::: Dataset extract :::

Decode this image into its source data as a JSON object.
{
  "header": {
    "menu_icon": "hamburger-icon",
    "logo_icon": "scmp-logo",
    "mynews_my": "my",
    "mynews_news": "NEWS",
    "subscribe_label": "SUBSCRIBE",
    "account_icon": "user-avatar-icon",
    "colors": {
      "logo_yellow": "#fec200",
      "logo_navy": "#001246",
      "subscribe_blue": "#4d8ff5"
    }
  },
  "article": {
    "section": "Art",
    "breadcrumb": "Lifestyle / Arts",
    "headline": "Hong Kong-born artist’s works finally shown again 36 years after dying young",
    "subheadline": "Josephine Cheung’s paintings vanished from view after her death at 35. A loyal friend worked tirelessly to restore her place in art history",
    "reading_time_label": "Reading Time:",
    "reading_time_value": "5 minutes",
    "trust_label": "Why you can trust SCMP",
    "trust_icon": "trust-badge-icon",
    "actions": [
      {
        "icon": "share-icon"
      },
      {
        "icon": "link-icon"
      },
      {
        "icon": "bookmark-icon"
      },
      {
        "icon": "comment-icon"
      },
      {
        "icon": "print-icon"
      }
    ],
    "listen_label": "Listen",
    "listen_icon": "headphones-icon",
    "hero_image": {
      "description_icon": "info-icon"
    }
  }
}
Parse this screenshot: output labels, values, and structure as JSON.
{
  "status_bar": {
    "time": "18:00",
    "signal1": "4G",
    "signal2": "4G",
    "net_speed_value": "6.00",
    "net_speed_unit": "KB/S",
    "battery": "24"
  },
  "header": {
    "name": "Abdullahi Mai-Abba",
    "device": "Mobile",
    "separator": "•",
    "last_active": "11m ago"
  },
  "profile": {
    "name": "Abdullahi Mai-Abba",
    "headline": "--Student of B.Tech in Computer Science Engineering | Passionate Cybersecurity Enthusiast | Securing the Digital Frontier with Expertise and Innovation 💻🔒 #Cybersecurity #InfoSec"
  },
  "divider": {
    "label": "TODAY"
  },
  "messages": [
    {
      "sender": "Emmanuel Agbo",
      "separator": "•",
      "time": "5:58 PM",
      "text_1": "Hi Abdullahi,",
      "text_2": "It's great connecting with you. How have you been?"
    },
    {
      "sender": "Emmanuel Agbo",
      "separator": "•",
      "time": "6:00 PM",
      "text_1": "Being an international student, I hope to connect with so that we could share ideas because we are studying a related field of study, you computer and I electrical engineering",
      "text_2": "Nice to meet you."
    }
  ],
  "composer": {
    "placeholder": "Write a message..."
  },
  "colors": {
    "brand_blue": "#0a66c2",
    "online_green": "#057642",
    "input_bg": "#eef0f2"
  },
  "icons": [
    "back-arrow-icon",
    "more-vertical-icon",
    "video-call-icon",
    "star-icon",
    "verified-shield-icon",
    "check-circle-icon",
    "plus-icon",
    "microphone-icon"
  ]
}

:::

__Aim of the task__
Extract all the material, leaving every line as it is.

__Solution to this problem__
Decode this image into its source data as a JSON object.
{
  "header": {
    "menu_icon": "hamburger-icon",
    "logo_icon": "scmp-logo",
    "mynews_my": "my",
    "mynews_news": "NEWS",
    "subscribe_label": "SUBSCRIBE",
    "account_icon": "user-avatar-icon",
    "colors": {
      "logo_yellow": "#fec200",
      "logo_navy": "#001246",
      "subscribe_blue": "#4d8ff5"
    }
  },
  "article": {
    "section": "Art",
    "breadcrumb": "Lifestyle / Arts",
    "headline": "Hong Kong-born artist’s works finally shown again 36 years after dying young",
    "subheadline": "Josephine Cheung’s paintings vanished from view after her death at 35. A loyal friend worked tirelessly to restore her place in art history",
    "reading_time_label": "Reading Time:",
    "reading_time_value": "5 minutes",
    "trust_label": "Why you can trust SCMP",
    "trust_icon": "trust-badge-icon",
    "actions": [
      {
        "icon": "share-icon"
      },
      {
        "icon": "link-icon"
      },
      {
        "icon": "bookmark-icon"
      },
      {
        "icon": "comment-icon"
      },
      {
        "icon": "print-icon"
      }
    ],
    "listen_label": "Listen",
    "listen_icon": "headphones-icon",
    "hero_image": {
      "description_icon": "info-icon"
    }
  }
}
Parse this screenshot: output labels, values, and structure as JSON.
{
  "status_bar": {
    "time": "18:00",
    "signal1": "4G",
    "signal2": "4G",
    "net_speed_value": "6.00",
    "net_speed_unit": "KB/S",
    "battery": "24"
  },
  "header": {
    "name": "Abdullahi Mai-Abba",
    "device": "Mobile",
    "separator": "•",
    "last_active": "11m ago"
  },
  "profile": {
    "name": "Abdullahi Mai-Abba",
    "headline": "--Student of B.Tech in Computer Science Engineering | Passionate Cybersecurity Enthusiast | Securing the Digital Frontier with Expertise and Innovation 💻🔒 #Cybersecurity #InfoSec"
  },
  "divider": {
    "label": "TODAY"
  },
  "messages": [
    {
      "sender": "Emmanuel Agbo",
      "separator": "•",
      "time": "5:58 PM",
      "text_1": "Hi Abdullahi,",
      "text_2": "It's great connecting with you. How have you been?"
    },
    {
      "sender": "Emmanuel Agbo",
      "separator": "•",
      "time": "6:00 PM",
      "text_1": "Being an international student, I hope to connect with so that we could share ideas because we are studying a related field of study, you computer and I electrical engineering",
      "text_2": "Nice to meet you."
    }
  ],
  "composer": {
    "placeholder": "Write a message..."
  },
  "colors": {
    "brand_blue": "#0a66c2",
    "online_green": "#057642",
    "input_bg": "#eef0f2"
  },
  "icons": [
    "back-arrow-icon",
    "more-vertical-icon",
    "video-call-icon",
    "star-icon",
    "verified-shield-icon",
    "check-circle-icon",
    "plus-icon",
    "microphone-icon"
  ]
}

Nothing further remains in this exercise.